PROBLEM DESCRIPTION
Using the data below, gather each line that includes the word "Cboe".

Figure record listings

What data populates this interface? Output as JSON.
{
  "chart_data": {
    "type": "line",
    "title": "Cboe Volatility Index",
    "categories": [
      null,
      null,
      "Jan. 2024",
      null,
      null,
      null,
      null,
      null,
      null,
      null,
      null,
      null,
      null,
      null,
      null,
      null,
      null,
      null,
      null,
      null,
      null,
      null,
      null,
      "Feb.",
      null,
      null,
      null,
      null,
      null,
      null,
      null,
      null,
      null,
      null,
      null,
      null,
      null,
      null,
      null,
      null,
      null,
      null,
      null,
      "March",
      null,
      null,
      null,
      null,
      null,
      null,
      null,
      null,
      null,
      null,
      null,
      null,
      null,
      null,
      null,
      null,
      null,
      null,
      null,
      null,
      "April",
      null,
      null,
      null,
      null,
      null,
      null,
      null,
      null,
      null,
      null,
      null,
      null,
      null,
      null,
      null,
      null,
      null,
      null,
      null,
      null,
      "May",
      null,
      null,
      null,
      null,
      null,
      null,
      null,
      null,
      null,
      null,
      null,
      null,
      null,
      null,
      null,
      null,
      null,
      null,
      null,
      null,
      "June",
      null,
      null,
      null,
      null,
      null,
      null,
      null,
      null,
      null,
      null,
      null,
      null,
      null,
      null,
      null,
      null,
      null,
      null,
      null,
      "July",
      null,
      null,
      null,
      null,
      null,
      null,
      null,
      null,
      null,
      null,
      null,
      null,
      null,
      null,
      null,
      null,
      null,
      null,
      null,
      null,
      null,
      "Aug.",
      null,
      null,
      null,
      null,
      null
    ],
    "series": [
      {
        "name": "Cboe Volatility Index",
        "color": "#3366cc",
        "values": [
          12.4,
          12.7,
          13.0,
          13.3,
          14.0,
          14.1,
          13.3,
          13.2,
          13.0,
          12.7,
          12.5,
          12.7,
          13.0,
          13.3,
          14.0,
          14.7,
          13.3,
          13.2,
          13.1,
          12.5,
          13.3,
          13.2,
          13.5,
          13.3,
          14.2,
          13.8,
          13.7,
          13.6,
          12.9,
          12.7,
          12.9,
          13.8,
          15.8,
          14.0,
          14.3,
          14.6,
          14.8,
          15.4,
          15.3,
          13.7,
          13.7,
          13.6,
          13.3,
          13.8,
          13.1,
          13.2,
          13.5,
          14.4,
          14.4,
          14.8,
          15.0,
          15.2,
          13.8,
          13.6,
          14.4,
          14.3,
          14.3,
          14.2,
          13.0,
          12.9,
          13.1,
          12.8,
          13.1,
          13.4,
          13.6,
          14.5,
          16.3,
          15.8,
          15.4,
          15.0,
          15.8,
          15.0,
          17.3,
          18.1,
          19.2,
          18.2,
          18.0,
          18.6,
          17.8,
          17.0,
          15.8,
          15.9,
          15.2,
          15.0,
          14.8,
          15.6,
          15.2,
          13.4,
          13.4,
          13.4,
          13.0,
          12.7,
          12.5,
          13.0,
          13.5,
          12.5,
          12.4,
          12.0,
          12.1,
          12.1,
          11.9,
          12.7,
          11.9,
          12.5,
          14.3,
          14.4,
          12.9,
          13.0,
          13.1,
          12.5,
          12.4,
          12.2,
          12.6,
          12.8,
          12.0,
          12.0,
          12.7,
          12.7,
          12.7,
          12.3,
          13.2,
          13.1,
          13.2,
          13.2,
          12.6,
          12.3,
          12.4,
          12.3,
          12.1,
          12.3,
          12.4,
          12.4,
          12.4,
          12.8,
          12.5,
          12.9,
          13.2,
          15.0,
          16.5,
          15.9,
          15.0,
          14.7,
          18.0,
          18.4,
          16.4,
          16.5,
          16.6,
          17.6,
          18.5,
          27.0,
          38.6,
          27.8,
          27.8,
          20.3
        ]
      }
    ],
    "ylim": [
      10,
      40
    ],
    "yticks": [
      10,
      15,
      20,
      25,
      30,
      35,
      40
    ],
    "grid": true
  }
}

WRITTEN RESPONSE
    "title": "Cboe Volatility Index",
        "name": "Cboe Volatility Index",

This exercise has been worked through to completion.